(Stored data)
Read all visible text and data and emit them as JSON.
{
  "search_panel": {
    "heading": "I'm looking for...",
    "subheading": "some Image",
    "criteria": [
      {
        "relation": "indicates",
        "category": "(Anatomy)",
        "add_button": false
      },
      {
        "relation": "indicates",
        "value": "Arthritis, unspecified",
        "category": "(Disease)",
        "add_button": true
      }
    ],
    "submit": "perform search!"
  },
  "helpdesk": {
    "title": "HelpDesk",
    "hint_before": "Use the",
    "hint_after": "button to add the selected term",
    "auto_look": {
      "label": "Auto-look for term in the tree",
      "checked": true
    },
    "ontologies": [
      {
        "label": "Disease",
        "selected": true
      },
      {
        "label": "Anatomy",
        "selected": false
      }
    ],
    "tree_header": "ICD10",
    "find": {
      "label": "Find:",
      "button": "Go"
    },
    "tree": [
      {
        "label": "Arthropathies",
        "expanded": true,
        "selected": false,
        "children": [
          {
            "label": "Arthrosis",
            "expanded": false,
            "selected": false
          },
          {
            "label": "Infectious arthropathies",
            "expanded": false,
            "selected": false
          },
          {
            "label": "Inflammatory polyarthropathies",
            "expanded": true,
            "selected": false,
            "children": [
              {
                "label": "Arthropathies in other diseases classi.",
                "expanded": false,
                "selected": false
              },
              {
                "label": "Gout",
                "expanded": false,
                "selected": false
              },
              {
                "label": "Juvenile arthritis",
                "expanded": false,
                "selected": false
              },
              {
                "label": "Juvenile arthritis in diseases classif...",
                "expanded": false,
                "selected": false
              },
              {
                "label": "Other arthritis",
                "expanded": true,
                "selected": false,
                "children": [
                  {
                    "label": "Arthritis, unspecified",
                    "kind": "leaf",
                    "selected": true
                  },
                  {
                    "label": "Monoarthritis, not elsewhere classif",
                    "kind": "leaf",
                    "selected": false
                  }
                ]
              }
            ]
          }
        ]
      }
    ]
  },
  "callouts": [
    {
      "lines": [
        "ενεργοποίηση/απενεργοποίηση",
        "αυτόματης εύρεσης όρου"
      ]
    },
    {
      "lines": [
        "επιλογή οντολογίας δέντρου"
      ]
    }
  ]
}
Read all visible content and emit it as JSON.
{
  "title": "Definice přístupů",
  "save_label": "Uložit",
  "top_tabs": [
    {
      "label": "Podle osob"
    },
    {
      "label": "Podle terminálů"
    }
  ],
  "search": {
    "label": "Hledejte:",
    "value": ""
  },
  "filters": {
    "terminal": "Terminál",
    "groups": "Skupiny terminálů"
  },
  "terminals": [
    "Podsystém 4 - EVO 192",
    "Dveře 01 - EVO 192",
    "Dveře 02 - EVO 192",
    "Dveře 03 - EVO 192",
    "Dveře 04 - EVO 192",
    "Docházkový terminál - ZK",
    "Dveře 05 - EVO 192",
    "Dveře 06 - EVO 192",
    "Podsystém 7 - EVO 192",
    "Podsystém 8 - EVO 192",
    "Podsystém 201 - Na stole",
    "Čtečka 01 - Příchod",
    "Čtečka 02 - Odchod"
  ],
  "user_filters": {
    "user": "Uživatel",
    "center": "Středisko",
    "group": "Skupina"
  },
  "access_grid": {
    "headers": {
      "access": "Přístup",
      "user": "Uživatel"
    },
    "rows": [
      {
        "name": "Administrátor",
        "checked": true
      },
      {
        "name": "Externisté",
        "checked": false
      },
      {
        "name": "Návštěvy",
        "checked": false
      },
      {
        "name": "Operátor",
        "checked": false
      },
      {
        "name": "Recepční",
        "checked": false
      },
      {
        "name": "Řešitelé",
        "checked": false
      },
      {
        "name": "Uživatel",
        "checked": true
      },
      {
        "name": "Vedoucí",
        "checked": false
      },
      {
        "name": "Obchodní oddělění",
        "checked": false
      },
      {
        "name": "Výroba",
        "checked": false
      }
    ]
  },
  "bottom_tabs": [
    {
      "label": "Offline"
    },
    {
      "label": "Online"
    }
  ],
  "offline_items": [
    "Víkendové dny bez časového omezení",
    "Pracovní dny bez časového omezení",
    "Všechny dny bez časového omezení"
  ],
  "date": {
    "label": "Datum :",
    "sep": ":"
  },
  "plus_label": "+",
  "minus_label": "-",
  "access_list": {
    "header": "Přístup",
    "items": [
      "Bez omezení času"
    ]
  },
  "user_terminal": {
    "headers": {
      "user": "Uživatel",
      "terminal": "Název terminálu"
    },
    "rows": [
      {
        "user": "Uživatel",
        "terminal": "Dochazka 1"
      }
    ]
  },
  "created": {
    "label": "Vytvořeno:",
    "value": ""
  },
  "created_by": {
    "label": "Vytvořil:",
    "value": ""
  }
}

- [WHAT YOU HAVE TO DO]:
Reproduce all of the entries word for word.

- [EXPECTED ANSWER]:
Read all visible text and data and emit them as JSON.
{
  "search_panel": {
    "heading": "I'm looking for...",
    "subheading": "some Image",
    "criteria": [
      {
        "relation": "indicates",
        "category": "(Anatomy)",
        "add_button": false
      },
      {
        "relation": "indicates",
        "value": "Arthritis, unspecified",
        "category": "(Disease)",
        "add_button": true
      }
    ],
    "submit": "perform search!"
  },
  "helpdesk": {
    "title": "HelpDesk",
    "hint_before": "Use the",
    "hint_after": "button to add the selected term",
    "auto_look": {
      "label": "Auto-look for term in the tree",
      "checked": true
    },
    "ontologies": [
      {
        "label": "Disease",
        "selected": true
      },
      {
        "label": "Anatomy",
        "selected": false
      }
    ],
    "tree_header": "ICD10",
    "find": {
      "label": "Find:",
      "button": "Go"
    },
    "tree": [
      {
        "label": "Arthropathies",
        "expanded": true,
        "selected": false,
        "children": [
          {
            "label": "Arthrosis",
            "expanded": false,
            "selected": false
          },
          {
            "label": "Infectious arthropathies",
            "expanded": false,
            "selected": false
          },
          {
            "label": "Inflammatory polyarthropathies",
            "expanded": true,
            "selected": false,
            "children": [
              {
                "label": "Arthropathies in other diseases classi.",
                "expanded": false,
                "selected": false
              },
              {
                "label": "Gout",
                "expanded": false,
                "selected": false
              },
              {
                "label": "Juvenile arthritis",
                "expanded": false,
                "selected": false
              },
              {
                "label": "Juvenile arthritis in diseases classif...",
                "expanded": false,
                "selected": false
              },
              {
                "label": "Other arthritis",
                "expanded": true,
                "selected": false,
                "children": [
                  {
                    "label": "Arthritis, unspecified",
                    "kind": "leaf",
                    "selected": true
                  },
                  {
                    "label": "Monoarthritis, not elsewhere classif",
                    "kind": "leaf",
                    "selected": false
                  }
                ]
              }
            ]
          }
        ]
      }
    ]
  },
  "callouts": [
    {
      "lines": [
        "ενεργοποίηση/απενεργοποίηση",
        "αυτόματης εύρεσης όρου"
      ]
    },
    {
      "lines": [
        "επιλογή οντολογίας δέντρου"
      ]
    }
  ]
}
Read all visible content and emit it as JSON.
{
  "title": "Definice přístupů",
  "save_label": "Uložit",
  "top_tabs": [
    {
      "label": "Podle osob"
    },
    {
      "label": "Podle terminálů"
    }
  ],
  "search": {
    "label": "Hledejte:",
    "value": ""
  },
  "filters": {
    "terminal": "Terminál",
    "groups": "Skupiny terminálů"
  },
  "terminals": [
    "Podsystém 4 - EVO 192",
    "Dveře 01 - EVO 192",
    "Dveře 02 - EVO 192",
    "Dveře 03 - EVO 192",
    "Dveře 04 - EVO 192",
    "Docházkový terminál - ZK",
    "Dveře 05 - EVO 192",
    "Dveře 06 - EVO 192",
    "Podsystém 7 - EVO 192",
    "Podsystém 8 - EVO 192",
    "Podsystém 201 - Na stole",
    "Čtečka 01 - Příchod",
    "Čtečka 02 - Odchod"
  ],
  "user_filters": {
    "user": "Uživatel",
    "center": "Středisko",
    "group": "Skupina"
  },
  "access_grid": {
    "headers": {
      "access": "Přístup",
      "user": "Uživatel"
    },
    "rows": [
      {
        "name": "Administrátor",
        "checked": true
      },
      {
        "name": "Externisté",
        "checked": false
      },
      {
        "name": "Návštěvy",
        "checked": false
      },
      {
        "name": "Operátor",
        "checked": false
      },
      {
        "name": "Recepční",
        "checked": false
      },
      {
        "name": "Řešitelé",
        "checked": false
      },
      {
        "name": "Uživatel",
        "checked": true
      },
      {
        "name": "Vedoucí",
        "checked": false
      },
      {
        "name": "Obchodní oddělění",
        "checked": false
      },
      {
        "name": "Výroba",
        "checked": false
      }
    ]
  },
  "bottom_tabs": [
    {
      "label": "Offline"
    },
    {
      "label": "Online"
    }
  ],
  "offline_items": [
    "Víkendové dny bez časového omezení",
    "Pracovní dny bez časového omezení",
    "Všechny dny bez časového omezení"
  ],
  "date": {
    "label": "Datum :",
    "sep": ":"
  },
  "plus_label": "+",
  "minus_label": "-",
  "access_list": {
    "header": "Přístup",
    "items": [
      "Bez omezení času"
    ]
  },
  "user_terminal": {
    "headers": {
      "user": "Uživatel",
      "terminal": "Název terminálu"
    },
    "rows": [
      {
        "user": "Uživatel",
        "terminal": "Dochazka 1"
      }
    ]
  },
  "created": {
    "label": "Vytvořeno:",
    "value": ""
  },
  "created_by": {
    "label": "Vytvořil:",
    "value": ""
  }
}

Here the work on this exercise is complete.